- [Given instruction]: Could you copy every line from the material below in which "Magnitude" appears?

- [Data in this exercise]:
-*-*-
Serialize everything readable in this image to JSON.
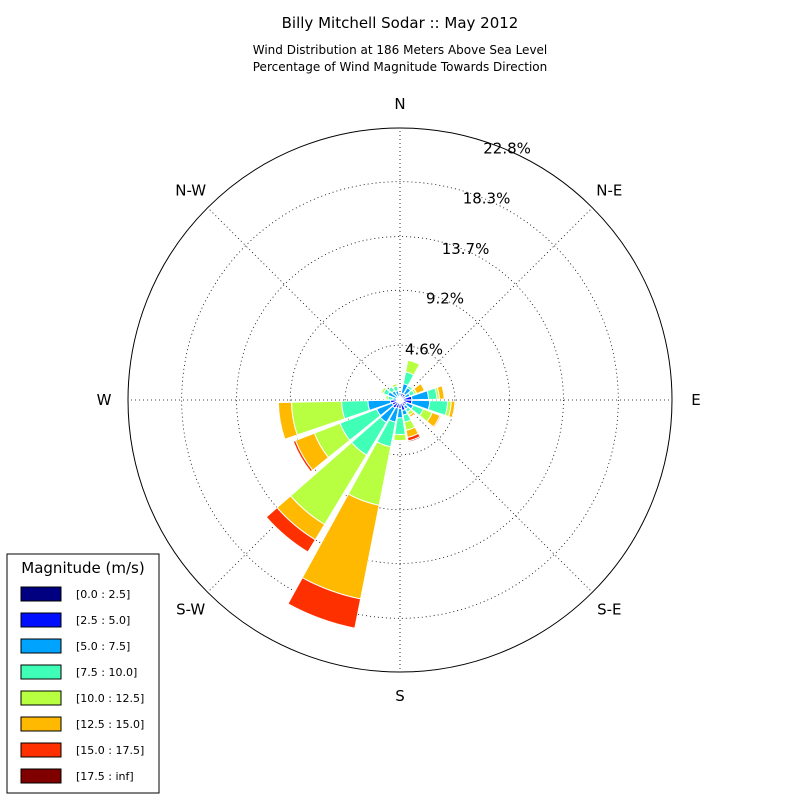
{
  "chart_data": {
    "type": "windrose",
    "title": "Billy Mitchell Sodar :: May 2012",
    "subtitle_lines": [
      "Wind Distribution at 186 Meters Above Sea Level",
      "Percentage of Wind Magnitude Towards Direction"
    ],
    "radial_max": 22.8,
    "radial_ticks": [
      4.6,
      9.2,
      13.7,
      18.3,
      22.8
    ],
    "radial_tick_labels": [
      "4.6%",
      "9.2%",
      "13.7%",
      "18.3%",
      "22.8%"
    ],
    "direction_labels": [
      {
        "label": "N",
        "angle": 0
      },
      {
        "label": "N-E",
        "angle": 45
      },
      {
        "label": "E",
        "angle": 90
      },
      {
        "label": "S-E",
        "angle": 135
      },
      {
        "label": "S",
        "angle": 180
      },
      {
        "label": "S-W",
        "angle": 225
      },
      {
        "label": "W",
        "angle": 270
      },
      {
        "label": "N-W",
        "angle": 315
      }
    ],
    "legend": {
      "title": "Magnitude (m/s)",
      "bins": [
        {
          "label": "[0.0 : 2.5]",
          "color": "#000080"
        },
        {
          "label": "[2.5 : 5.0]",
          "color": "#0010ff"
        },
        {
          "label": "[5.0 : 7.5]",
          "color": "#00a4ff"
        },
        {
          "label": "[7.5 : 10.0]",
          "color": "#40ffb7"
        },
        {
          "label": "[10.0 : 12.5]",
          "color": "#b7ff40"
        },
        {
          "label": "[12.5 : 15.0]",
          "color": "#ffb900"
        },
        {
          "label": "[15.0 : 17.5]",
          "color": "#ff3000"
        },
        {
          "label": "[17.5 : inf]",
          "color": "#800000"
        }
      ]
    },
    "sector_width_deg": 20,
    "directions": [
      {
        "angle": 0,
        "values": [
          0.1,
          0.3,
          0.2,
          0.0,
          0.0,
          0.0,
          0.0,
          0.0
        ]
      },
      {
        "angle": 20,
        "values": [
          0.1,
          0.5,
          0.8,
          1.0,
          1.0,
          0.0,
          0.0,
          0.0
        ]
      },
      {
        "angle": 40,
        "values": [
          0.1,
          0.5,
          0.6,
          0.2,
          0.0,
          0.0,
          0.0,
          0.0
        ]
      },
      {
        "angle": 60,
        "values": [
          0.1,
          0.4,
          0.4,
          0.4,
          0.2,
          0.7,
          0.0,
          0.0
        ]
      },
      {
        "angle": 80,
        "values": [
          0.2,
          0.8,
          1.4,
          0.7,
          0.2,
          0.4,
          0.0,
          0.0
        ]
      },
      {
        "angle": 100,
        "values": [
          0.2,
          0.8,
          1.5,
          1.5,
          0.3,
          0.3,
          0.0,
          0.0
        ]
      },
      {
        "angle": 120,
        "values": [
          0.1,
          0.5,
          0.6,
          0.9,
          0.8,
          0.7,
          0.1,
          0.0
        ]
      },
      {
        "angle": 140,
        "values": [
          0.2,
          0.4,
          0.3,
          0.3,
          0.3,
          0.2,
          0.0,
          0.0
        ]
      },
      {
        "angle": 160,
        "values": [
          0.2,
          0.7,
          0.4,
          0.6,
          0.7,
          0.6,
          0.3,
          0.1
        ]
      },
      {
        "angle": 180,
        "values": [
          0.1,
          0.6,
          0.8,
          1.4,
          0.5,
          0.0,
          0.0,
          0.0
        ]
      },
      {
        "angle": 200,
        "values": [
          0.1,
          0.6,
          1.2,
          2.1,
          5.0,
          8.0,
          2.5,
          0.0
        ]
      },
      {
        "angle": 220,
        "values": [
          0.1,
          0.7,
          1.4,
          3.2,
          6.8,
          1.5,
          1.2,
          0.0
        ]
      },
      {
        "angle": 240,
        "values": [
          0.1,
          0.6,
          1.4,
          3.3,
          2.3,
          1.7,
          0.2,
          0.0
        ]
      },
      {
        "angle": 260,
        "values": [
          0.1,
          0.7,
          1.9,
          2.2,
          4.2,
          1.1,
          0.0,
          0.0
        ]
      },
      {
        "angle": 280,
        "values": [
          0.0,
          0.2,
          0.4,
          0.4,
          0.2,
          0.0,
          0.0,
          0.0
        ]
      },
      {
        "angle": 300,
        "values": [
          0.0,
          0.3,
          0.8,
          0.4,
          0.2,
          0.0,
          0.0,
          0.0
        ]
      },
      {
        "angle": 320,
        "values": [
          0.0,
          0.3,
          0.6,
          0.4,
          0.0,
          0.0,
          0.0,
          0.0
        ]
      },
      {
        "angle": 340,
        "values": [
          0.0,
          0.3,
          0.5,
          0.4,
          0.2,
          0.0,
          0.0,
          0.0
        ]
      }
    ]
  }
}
-*-*-
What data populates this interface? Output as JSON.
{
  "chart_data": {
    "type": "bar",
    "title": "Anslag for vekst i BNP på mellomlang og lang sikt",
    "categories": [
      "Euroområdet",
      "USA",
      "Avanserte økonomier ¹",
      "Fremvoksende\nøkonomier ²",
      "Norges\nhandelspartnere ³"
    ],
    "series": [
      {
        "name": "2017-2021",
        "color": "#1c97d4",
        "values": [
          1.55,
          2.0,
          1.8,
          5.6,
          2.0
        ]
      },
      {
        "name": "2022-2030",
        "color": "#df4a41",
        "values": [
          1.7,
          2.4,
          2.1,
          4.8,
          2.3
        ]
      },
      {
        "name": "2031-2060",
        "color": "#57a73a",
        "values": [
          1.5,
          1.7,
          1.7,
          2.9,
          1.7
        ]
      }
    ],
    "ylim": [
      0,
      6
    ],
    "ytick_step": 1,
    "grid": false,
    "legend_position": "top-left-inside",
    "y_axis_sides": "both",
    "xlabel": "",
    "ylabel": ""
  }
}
-*-*-
- [Worked solution]:
      "Percentage of Wind Magnitude Towards Direction"
      "title": "Magnitude (m/s)",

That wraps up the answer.